▸ DOCUMENT PASSAGE:
_ _ _ _

For an asynchronous network, Fischer, Lynch, and Paterson [10] showed that there is no deterministic protocol for the BFT problem in face of a single failure in an asynchronous network. Their proof is based on a diagonalization construction and has two assumptions: (1) when a process writes a bit on the output register, it is finalized and cannot change anymore; and (2) an honest process runs infinitely many steps in a run. Several researchers have tried to design BFT consensus protocols to circumvent the impossibility. For example, to circumvent this impossibility result, Ben-Or [1] initiated the probabilistic approach to BFT consensus protocols in completely asynchronous networks and Dwork, Lynch, and Stockmeyer [9] designed BFT consensus protocols in partial synchronous networks. Castro and Liskov [5] initiated the study of practical BFT (PBFT) consensus protocol design and introduced the PBFT protocol for partial synchronous networks. The core idea of PBFT has been used in the design of several widely adopted BFT systems such as Tendermint BFT [3]. Tendermint BFT has been used in more than 40% Proof of State blockchains (see, e.g., [13]) such as the “Internet of Blockchain” Cosmos [6]. More recently, Yin et al [20] improved the PBFT/Tendermint protocol by changing the mesh communication network in PBFT to hub-like (or star) communication networks in HotStuff and by using threshold cryptography. Facebook's Libra blockchain has adopted HotStuff in their LibraBFT protocol [17].

There are generally two kinds of partial synchronous networks for Byzantine Agreement protocols. In Type I partial synchronous networks, all messages are guaranteed to be delivered. In this type of networks, Denial of Service (DoS) attacks are not allowed and reliable point to point communication channels for all pairs of participants are required for the underlying networks. In Type II partial synchronous networks, the network becomes synchronous after an unknown Global Synchronization Time (GST). In this type of networks, Denial of Service (DoS) attacks are allowed before GST though it is not allowed after GST. The Type II network is more realistic and is commonly used in the literature.

_ _ _ _

(Layout coordinate data)
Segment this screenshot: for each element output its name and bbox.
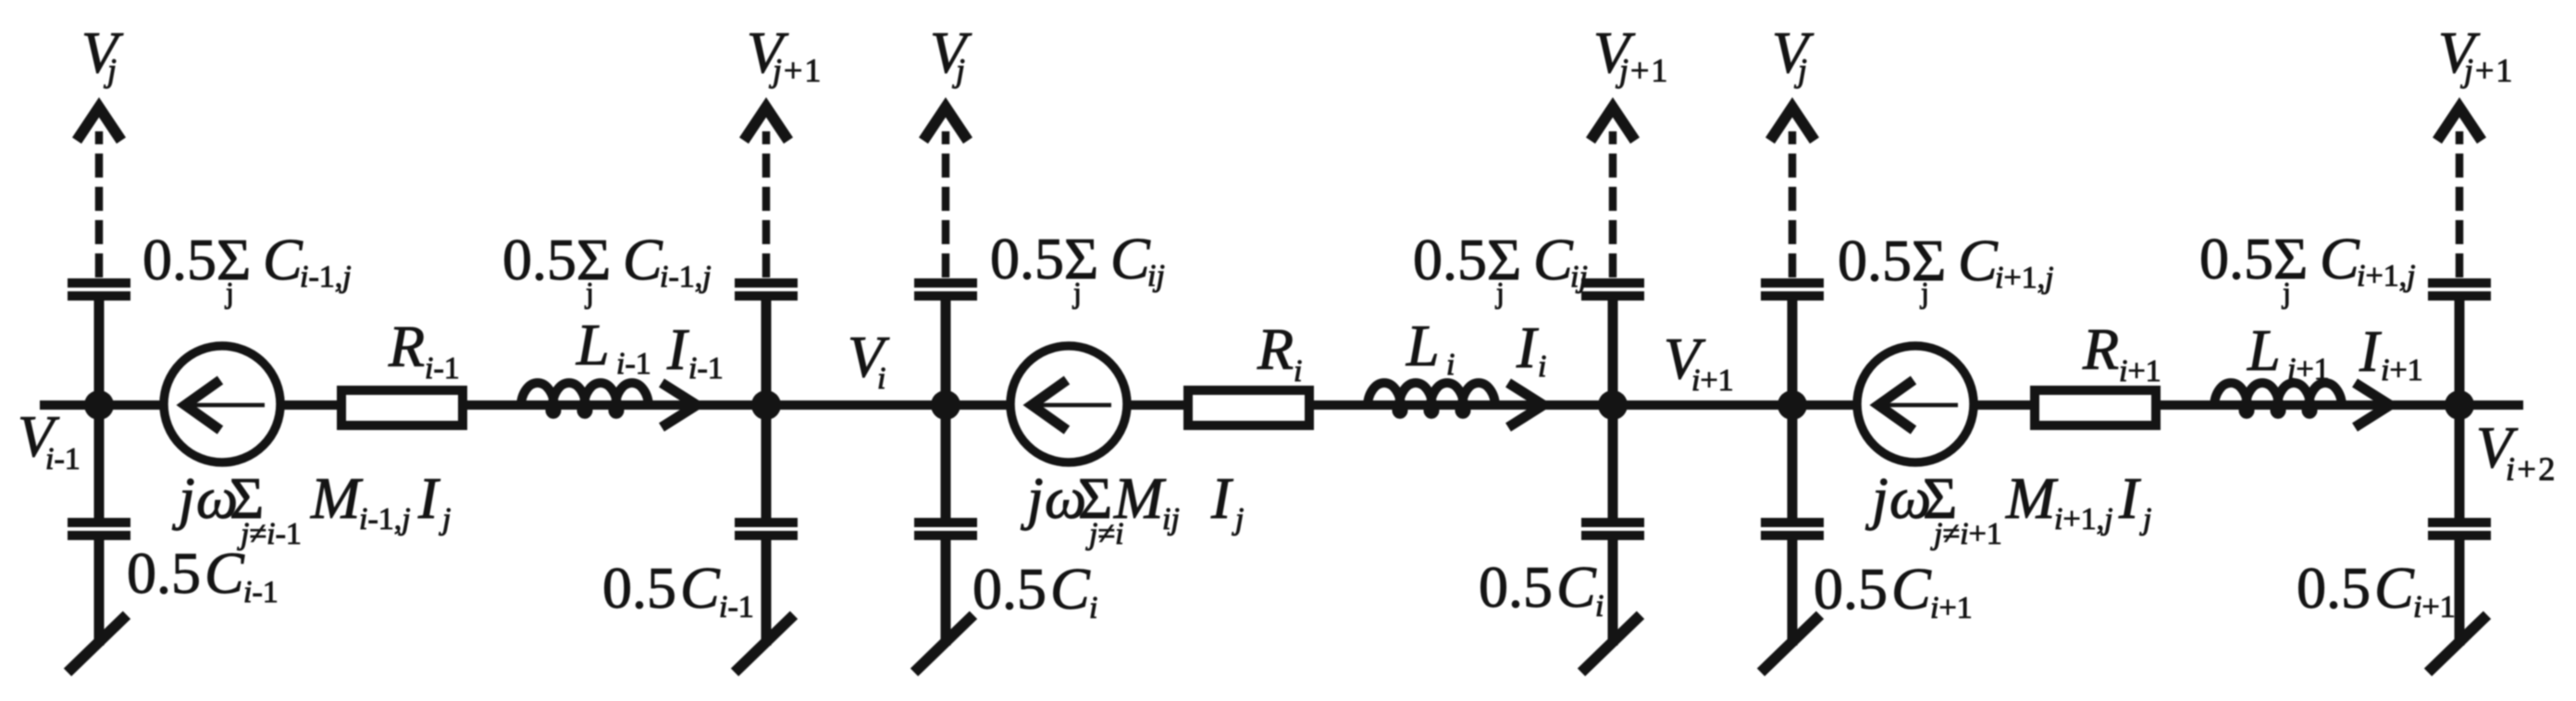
svg-text:i-1: i-1 bbox=[425, 351, 460, 386]
ground 3 bbox=[914, 615, 973, 672]
svg-text:j+1: j+1 bbox=[2460, 52, 2514, 89]
svg-text:C: C bbox=[1556, 554, 1597, 620]
arrowhead Vj 1 bbox=[77, 107, 121, 141]
label L_i+1 bbox=[2247, 317, 2330, 387]
label I_i-1 bbox=[666, 316, 724, 386]
current source U3 circle bbox=[1857, 346, 1974, 462]
svg-text:I: I bbox=[417, 465, 440, 531]
svg-text:0.5Σ: 0.5Σ bbox=[990, 226, 1098, 291]
label j&#969;&#931;M_i,j I_j source 2 bbox=[1021, 465, 1244, 551]
svg-text:0.5: 0.5 bbox=[602, 555, 676, 621]
wire dashed riser to Vj+1 6 bbox=[2456, 131, 2464, 277]
wire to ground 2 bbox=[762, 540, 772, 646]
node junction dot 6 bbox=[2445, 390, 2474, 420]
inductor L3 coil bbox=[2214, 383, 2342, 414]
svg-text:j+1: j+1 bbox=[1616, 52, 1669, 89]
svg-text:ij: ij bbox=[1570, 260, 1588, 294]
svg-text:i-1: i-1 bbox=[243, 575, 279, 609]
label 0.5&#931;C_ij top cap 4 bbox=[1413, 227, 1588, 309]
node label V_j 5 bbox=[1772, 19, 1814, 89]
ground 5 bbox=[1761, 615, 1820, 672]
svg-text:0.5: 0.5 bbox=[1479, 554, 1553, 620]
svg-text:0.5Σ: 0.5Σ bbox=[502, 227, 611, 292]
svg-text:j≠i+1: j≠i+1 bbox=[1930, 517, 2002, 551]
svg-text:i+1,j: i+1,j bbox=[1995, 261, 2054, 295]
node junction dot 3 bbox=[931, 390, 960, 420]
svg-text:0.5Σ: 0.5Σ bbox=[1838, 228, 1946, 293]
ground 4 bbox=[1581, 615, 1641, 672]
current source U1 arrow bbox=[181, 380, 265, 430]
ground 6 bbox=[2428, 615, 2487, 672]
inductor L2 coil bbox=[1368, 383, 1495, 414]
svg-text:i: i bbox=[1089, 591, 1097, 625]
capacitor 0.5C bottom plates 4 bbox=[1581, 518, 1644, 540]
label L_i bbox=[1406, 313, 1455, 382]
label j&#969;&#931;M_i+1,j I_j source 3 bbox=[1865, 465, 2151, 551]
wire vertical below node 5 bbox=[1788, 405, 1798, 519]
arrowhead Vj+1 2 bbox=[744, 107, 788, 141]
label 0.5C_i+1 bottom cap 5 bbox=[1814, 556, 1973, 625]
capacitor 0.5C bottom plates 6 bbox=[2428, 518, 2491, 540]
capacitor 0.5&#931;C top plates 2 bbox=[735, 278, 798, 301]
svg-text:i-1: i-1 bbox=[616, 347, 651, 381]
svg-text:j: j bbox=[225, 276, 234, 309]
node junction dot 4 bbox=[1598, 390, 1628, 420]
svg-text:C: C bbox=[680, 555, 721, 621]
svg-text:j: j bbox=[1072, 276, 1082, 309]
svg-text:R: R bbox=[2082, 316, 2119, 382]
ground 2 bbox=[735, 615, 794, 672]
current source U2 arrow bbox=[1028, 380, 1111, 430]
wire to ground 6 bbox=[2455, 540, 2465, 646]
svg-text:C: C bbox=[1533, 227, 1574, 292]
node label V_i+2 bbox=[2476, 414, 2557, 487]
wire vertical above node 5 bbox=[1788, 298, 1798, 405]
label j&#969;&#931;M_i-1,j I_j source 1 bbox=[172, 465, 451, 551]
svg-text:i-1,j: i-1,j bbox=[660, 260, 712, 294]
svg-text:M: M bbox=[2005, 465, 2059, 531]
wire to ground 3 bbox=[941, 540, 951, 646]
capacitor 0.5&#931;C top plates 3 bbox=[914, 278, 977, 301]
svg-text:C: C bbox=[1958, 228, 1999, 293]
svg-text:0.5Σ: 0.5Σ bbox=[2199, 226, 2308, 291]
wire vertical below node 4 bbox=[1608, 405, 1618, 519]
wire vertical above node 4 bbox=[1608, 298, 1618, 405]
arrowhead Vj+1 6 bbox=[2437, 107, 2482, 141]
wire dashed riser to Vj+1 4 bbox=[1609, 131, 1617, 277]
svg-text:j: j bbox=[585, 276, 594, 309]
current arrow I3 bbox=[2355, 383, 2390, 427]
svg-text:i-1: i-1 bbox=[45, 442, 80, 476]
capacitor 0.5C bottom plates 2 bbox=[735, 518, 798, 540]
wire to ground 4 bbox=[1608, 540, 1618, 646]
node label V_j 3 bbox=[930, 19, 972, 89]
svg-text:j+1: j+1 bbox=[769, 52, 823, 89]
svg-text:i+2: i+2 bbox=[2506, 450, 2557, 487]
svg-text:i+1: i+1 bbox=[2413, 590, 2456, 624]
svg-text:0.5: 0.5 bbox=[127, 540, 201, 606]
svg-text:L: L bbox=[1406, 313, 1440, 378]
svg-text:i: i bbox=[1538, 350, 1546, 384]
current arrow I1 bbox=[662, 383, 697, 427]
wire dashed riser to Vj 5 bbox=[1789, 131, 1797, 277]
current source U3 arrow bbox=[1875, 380, 1958, 430]
svg-text:C: C bbox=[2320, 226, 2360, 291]
svg-text:i+1: i+1 bbox=[2287, 352, 2330, 387]
svg-text:C: C bbox=[204, 540, 245, 606]
capacitor 0.5C bottom plates 1 bbox=[68, 518, 130, 540]
svg-text:j: j bbox=[1920, 276, 1929, 309]
svg-text:0.5Σ: 0.5Σ bbox=[142, 227, 251, 292]
arrowhead Vj 5 bbox=[1770, 107, 1814, 141]
resistor R2 box bbox=[1188, 390, 1309, 425]
wire vertical above node 1 bbox=[94, 298, 105, 405]
svg-text:0.5: 0.5 bbox=[972, 556, 1046, 621]
label 0.5&#931;C_ij top cap 3 bbox=[990, 226, 1165, 309]
svg-text:i: i bbox=[1595, 589, 1604, 623]
svg-text:I: I bbox=[2118, 465, 2141, 531]
svg-text:i-1: i-1 bbox=[688, 351, 724, 386]
label 0.5&#931;C_i+1,j top cap 6 bbox=[2199, 226, 2416, 309]
capacitor 0.5&#931;C top plates 5 bbox=[1761, 278, 1824, 301]
current source U1 circle bbox=[164, 346, 280, 462]
svg-text:R: R bbox=[388, 314, 425, 379]
svg-text:i: i bbox=[1294, 354, 1302, 388]
svg-text:i+1: i+1 bbox=[2381, 353, 2423, 387]
svg-text:C: C bbox=[263, 227, 303, 292]
label 0.5&#931;C_i-1,j top cap 1 bbox=[142, 227, 352, 309]
svg-text:0.5: 0.5 bbox=[1814, 556, 1888, 621]
capacitor 0.5&#931;C top plates 6 bbox=[2428, 278, 2491, 301]
svg-text:i-1: i-1 bbox=[719, 590, 754, 624]
label 0.5C_i bottom cap 4 bbox=[1479, 554, 1604, 623]
node label V_j+1 4 bbox=[1593, 19, 1669, 89]
svg-text:i+1: i+1 bbox=[1691, 363, 1734, 398]
node junction dot 5 bbox=[1777, 390, 1807, 420]
label 0.5C_i-1 bottom cap 2 bbox=[602, 555, 754, 624]
capacitor 0.5&#931;C top plates 1 bbox=[68, 278, 130, 301]
label 0.5C_i bottom cap 3 bbox=[972, 556, 1097, 625]
wire vertical above node 2 bbox=[762, 298, 772, 405]
wire vertical above node 6 bbox=[2455, 298, 2465, 405]
svg-text:L: L bbox=[576, 312, 610, 377]
label R_i+1 bbox=[2082, 316, 2161, 388]
node label V_i+1 bbox=[1664, 326, 1734, 398]
wire dashed riser to Vj+1 2 bbox=[762, 131, 771, 277]
node label V_j 1 bbox=[81, 19, 124, 89]
label R_i-1 bbox=[388, 314, 460, 386]
svg-text:M: M bbox=[1113, 465, 1167, 531]
svg-text:R: R bbox=[1257, 316, 1294, 382]
inductor L1 coil bbox=[521, 383, 649, 414]
svg-text:0.5: 0.5 bbox=[2297, 555, 2371, 621]
svg-text:i+1,j: i+1,j bbox=[2357, 259, 2416, 293]
capacitor 0.5&#931;C top plates 4 bbox=[1581, 278, 1644, 301]
arrowhead Vj 3 bbox=[923, 107, 968, 141]
svg-text:I: I bbox=[2359, 318, 2382, 384]
wire vertical below node 1 bbox=[94, 405, 105, 519]
svg-text:i+1: i+1 bbox=[1930, 591, 1973, 625]
label 0.5C_i-1 bottom cap 1 bbox=[127, 540, 279, 609]
label L_i-1 bbox=[576, 312, 651, 381]
node label V_j+1 6 bbox=[2438, 19, 2514, 89]
svg-text:C: C bbox=[1110, 226, 1151, 291]
svg-text:I: I bbox=[666, 316, 689, 382]
svg-text:L: L bbox=[2247, 317, 2281, 383]
arrowhead Vj+1 4 bbox=[1591, 107, 1635, 141]
wire vertical below node 2 bbox=[762, 405, 772, 519]
current arrow I2 bbox=[1508, 383, 1543, 427]
node junction dot 2 bbox=[751, 390, 781, 420]
svg-text:i+1: i+1 bbox=[2119, 354, 2161, 388]
label 0.5&#931;C_i+1,j top cap 5 bbox=[1838, 228, 2054, 309]
svg-text:I: I bbox=[1210, 465, 1233, 531]
wire to ground 1 bbox=[94, 540, 105, 646]
label I_i bbox=[1516, 314, 1546, 384]
node label V_i-1 bbox=[18, 403, 80, 476]
ground 1 bbox=[68, 615, 127, 672]
resistor R1 box bbox=[341, 390, 463, 425]
capacitor 0.5C bottom plates 5 bbox=[1761, 518, 1824, 540]
wire vertical below node 3 bbox=[941, 405, 951, 519]
svg-text:C: C bbox=[2374, 555, 2415, 621]
svg-text:0.5Σ: 0.5Σ bbox=[1413, 227, 1521, 292]
wire dashed riser to Vj 1 bbox=[95, 131, 104, 277]
svg-text:i+1,j: i+1,j bbox=[2054, 502, 2113, 536]
svg-text:ij: ij bbox=[1147, 259, 1165, 293]
wire vertical above node 3 bbox=[941, 298, 951, 405]
wire to ground 5 bbox=[1788, 540, 1798, 646]
label I_i+1 bbox=[2359, 318, 2423, 387]
svg-text:j: j bbox=[2282, 276, 2291, 309]
svg-text:i: i bbox=[1446, 348, 1455, 382]
current source U2 circle bbox=[1010, 346, 1127, 462]
wire dashed riser to Vj 3 bbox=[942, 131, 950, 277]
svg-text:i-1,j: i-1,j bbox=[300, 260, 352, 294]
svg-text:i-1,j: i-1,j bbox=[359, 502, 411, 536]
svg-text:ij: ij bbox=[1162, 502, 1180, 536]
node label V_i bbox=[848, 324, 890, 396]
svg-text:j: j bbox=[1495, 276, 1505, 309]
svg-text:M: M bbox=[310, 465, 364, 531]
capacitor 0.5C bottom plates 3 bbox=[914, 518, 977, 540]
label 0.5C_i+1 bottom cap 6 bbox=[2297, 555, 2456, 624]
label 0.5&#931;C_i-1,j top cap 2 bbox=[502, 227, 712, 309]
wire main horizontal bus bbox=[40, 400, 2523, 410]
svg-text:C: C bbox=[1891, 556, 1932, 621]
svg-text:C: C bbox=[623, 227, 663, 292]
node junction dot 1 bbox=[84, 390, 114, 420]
svg-text:i: i bbox=[877, 362, 886, 396]
svg-text:C: C bbox=[1050, 556, 1091, 621]
resistor R3 box bbox=[2035, 390, 2156, 425]
node label V_j+1 2 bbox=[747, 19, 823, 89]
svg-text:I: I bbox=[1516, 314, 1539, 380]
wire vertical below node 6 bbox=[2455, 405, 2465, 519]
label R_i bbox=[1257, 316, 1302, 388]
svg-text:j≠i-1: j≠i-1 bbox=[237, 517, 302, 551]
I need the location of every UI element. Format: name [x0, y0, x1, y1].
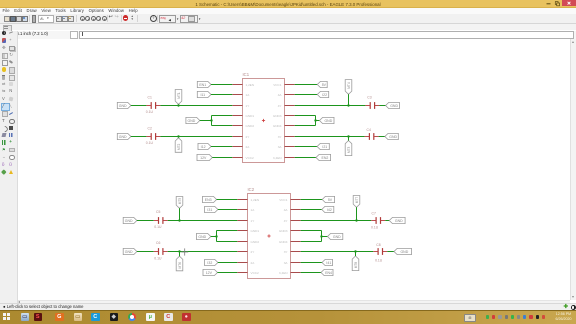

_ _ _ _

▸ WHAT IS ASKED:
A - In the BFT consensus passage, when does a Type II partial synchronous network become synchronous?
B - State whether each statement agrees with the BFT consensus passage. Give yes or no, and quote the passage's deciding words. (i) The impossibility proof of Fischer, Lynch, and Paterson rests on a diagonalization construction. (ii) Type I partial synchronous networks allow Denial of Service attacks. (iii) More than 40% of Proof of State blockchains use Tendermint BFT.
C - Extend the BFT consensus passage, picking up after its final sentence.
The rows above are separate material, unrelated to the BFT consensus passage.

▸ RESULTS OF THE TASKS:
A - It becomes synchronous after an unknown Global Synchronization Time (GST).

B -
(i) Yes: "Their proof is based on a diagonalization construction"
(ii) No: "Denial of Service (DoS) attacks are not allowed"
(iii) Yes: "Tendermint BFT has been used in more than 40% Proof of State blockchains"

C -
Several partial synchronous network models for BFT design assume the existence of reliable broadcast communication channels for certain message transmission. In particular, these protocols normally leverage the gossip-based broadcast protocol in Bracha [2] which is based on the existence of reliable point-to-point communication channels for all pairs of participants. In particular, the broadcast protocol in Bracha [2] assumes a complete network to achieve “a reliable message system in which no messages are lost or generated”. Since our Internet infrastructure is not a complete network, one needs to be very careful in building Internet based BFT protocols using Bracha's results. Specifically, one should not assume that there is a reliable broadcast channel before GST of Type II networks.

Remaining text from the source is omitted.